── SUPPLIED MATERIAL ──
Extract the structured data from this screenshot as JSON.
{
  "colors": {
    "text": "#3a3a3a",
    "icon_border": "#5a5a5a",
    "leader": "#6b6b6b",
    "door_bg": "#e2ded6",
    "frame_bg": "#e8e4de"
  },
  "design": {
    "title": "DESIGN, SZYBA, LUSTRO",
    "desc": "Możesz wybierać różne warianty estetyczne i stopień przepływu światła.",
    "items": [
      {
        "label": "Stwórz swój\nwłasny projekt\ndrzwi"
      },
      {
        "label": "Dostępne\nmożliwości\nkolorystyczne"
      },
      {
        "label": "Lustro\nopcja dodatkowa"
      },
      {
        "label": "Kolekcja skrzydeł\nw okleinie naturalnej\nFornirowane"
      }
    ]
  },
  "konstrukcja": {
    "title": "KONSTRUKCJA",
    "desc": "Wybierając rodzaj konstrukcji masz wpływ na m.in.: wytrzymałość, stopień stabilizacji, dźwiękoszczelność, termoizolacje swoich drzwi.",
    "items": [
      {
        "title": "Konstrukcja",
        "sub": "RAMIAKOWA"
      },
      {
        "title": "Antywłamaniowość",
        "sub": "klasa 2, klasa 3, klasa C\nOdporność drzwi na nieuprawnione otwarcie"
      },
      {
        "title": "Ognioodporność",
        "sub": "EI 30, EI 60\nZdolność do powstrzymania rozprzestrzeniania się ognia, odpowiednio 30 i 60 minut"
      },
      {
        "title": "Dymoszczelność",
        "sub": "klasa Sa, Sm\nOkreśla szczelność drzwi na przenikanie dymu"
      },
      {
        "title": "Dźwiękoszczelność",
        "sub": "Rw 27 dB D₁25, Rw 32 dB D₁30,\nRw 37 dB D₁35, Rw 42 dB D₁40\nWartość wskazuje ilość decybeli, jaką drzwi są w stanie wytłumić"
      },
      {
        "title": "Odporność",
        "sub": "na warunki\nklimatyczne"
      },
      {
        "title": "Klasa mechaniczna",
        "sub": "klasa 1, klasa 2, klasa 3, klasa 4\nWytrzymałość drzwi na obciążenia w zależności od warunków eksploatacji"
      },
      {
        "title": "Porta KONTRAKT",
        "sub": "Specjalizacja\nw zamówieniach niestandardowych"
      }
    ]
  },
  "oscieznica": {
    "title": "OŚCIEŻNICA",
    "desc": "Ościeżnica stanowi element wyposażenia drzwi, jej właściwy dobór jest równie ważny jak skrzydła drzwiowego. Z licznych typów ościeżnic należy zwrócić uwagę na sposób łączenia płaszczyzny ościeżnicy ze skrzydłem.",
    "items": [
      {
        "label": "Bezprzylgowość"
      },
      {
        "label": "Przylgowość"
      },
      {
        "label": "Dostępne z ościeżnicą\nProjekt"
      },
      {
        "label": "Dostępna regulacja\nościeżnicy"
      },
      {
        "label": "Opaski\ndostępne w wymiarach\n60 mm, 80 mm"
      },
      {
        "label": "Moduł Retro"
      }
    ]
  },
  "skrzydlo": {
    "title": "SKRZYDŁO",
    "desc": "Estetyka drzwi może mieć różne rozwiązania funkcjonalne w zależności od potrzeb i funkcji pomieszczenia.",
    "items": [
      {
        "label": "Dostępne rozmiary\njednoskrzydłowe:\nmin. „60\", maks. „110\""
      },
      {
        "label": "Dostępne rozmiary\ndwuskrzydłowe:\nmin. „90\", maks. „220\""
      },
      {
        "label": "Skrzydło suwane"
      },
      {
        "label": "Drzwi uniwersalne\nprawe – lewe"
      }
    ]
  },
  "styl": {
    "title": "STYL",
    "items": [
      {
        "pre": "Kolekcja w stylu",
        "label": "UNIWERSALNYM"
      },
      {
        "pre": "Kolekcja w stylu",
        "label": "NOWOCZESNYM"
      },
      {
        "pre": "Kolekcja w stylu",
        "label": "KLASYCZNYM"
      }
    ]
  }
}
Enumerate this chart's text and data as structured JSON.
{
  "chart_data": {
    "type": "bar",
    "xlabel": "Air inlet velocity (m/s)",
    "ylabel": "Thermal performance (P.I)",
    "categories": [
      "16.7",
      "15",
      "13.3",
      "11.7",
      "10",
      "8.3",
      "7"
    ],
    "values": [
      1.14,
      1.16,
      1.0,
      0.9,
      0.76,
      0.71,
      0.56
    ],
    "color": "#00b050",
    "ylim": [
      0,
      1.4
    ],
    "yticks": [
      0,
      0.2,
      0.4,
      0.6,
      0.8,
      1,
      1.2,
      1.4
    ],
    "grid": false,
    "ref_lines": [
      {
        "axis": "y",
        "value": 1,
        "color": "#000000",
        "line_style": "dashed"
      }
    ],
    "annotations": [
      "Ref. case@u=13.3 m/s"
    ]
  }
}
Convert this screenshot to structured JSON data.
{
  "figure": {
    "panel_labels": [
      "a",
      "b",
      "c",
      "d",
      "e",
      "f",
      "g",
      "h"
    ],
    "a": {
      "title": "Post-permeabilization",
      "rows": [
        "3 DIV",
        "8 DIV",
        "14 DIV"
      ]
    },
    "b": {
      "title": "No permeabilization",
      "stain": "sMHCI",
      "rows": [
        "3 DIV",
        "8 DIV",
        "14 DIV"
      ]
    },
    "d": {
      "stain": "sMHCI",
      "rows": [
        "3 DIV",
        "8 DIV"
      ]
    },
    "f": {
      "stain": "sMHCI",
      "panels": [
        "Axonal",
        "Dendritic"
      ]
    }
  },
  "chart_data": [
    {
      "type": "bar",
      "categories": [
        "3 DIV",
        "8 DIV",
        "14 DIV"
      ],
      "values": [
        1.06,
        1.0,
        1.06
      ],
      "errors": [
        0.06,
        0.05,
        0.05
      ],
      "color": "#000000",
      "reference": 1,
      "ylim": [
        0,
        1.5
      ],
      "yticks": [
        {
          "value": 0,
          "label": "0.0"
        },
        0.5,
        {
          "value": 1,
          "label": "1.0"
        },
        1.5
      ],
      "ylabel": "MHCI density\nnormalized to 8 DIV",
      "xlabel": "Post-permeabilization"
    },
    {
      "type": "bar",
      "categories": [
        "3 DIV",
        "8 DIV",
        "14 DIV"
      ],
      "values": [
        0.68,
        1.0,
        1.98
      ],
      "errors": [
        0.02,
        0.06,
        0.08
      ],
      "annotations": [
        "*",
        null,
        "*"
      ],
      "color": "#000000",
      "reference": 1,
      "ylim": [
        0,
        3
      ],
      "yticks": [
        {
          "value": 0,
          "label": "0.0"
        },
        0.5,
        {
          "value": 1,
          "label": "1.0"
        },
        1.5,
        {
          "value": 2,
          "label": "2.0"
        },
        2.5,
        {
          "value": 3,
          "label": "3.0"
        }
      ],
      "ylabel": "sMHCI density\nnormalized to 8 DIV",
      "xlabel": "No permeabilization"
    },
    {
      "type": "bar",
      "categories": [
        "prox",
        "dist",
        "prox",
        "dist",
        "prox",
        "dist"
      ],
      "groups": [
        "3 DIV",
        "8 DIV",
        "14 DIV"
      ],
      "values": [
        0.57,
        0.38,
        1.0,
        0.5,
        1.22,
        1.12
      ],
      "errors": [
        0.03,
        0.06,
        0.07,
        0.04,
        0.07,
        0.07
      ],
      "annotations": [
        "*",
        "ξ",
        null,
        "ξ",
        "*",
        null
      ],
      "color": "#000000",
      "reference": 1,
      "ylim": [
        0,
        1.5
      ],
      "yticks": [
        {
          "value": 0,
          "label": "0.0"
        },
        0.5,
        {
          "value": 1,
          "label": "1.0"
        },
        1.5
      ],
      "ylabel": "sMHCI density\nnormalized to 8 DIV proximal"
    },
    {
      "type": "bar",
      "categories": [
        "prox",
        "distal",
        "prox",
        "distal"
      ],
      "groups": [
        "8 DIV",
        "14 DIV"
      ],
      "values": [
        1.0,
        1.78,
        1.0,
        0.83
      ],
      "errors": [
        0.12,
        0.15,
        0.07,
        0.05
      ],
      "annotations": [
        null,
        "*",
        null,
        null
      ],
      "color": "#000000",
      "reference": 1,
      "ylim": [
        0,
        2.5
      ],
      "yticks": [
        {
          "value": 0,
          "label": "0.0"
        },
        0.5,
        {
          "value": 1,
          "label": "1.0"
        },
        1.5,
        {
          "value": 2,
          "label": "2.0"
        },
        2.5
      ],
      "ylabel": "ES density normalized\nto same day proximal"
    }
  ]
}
───
EXERCISE AIM: Track down every line with the word "ylabel" and copy it.

REPLY TO THE EXERCISE:
    "ylabel": "Thermal performance (P.I)",
      "ylabel": "MHCI density\nnormalized to 8 DIV",
      "ylabel": "sMHCI density\nnormalized to 8 DIV",
      "ylabel": "sMHCI density\nnormalized to 8 DIV proximal"
      "ylabel": "ES density normalized\nto same day proximal"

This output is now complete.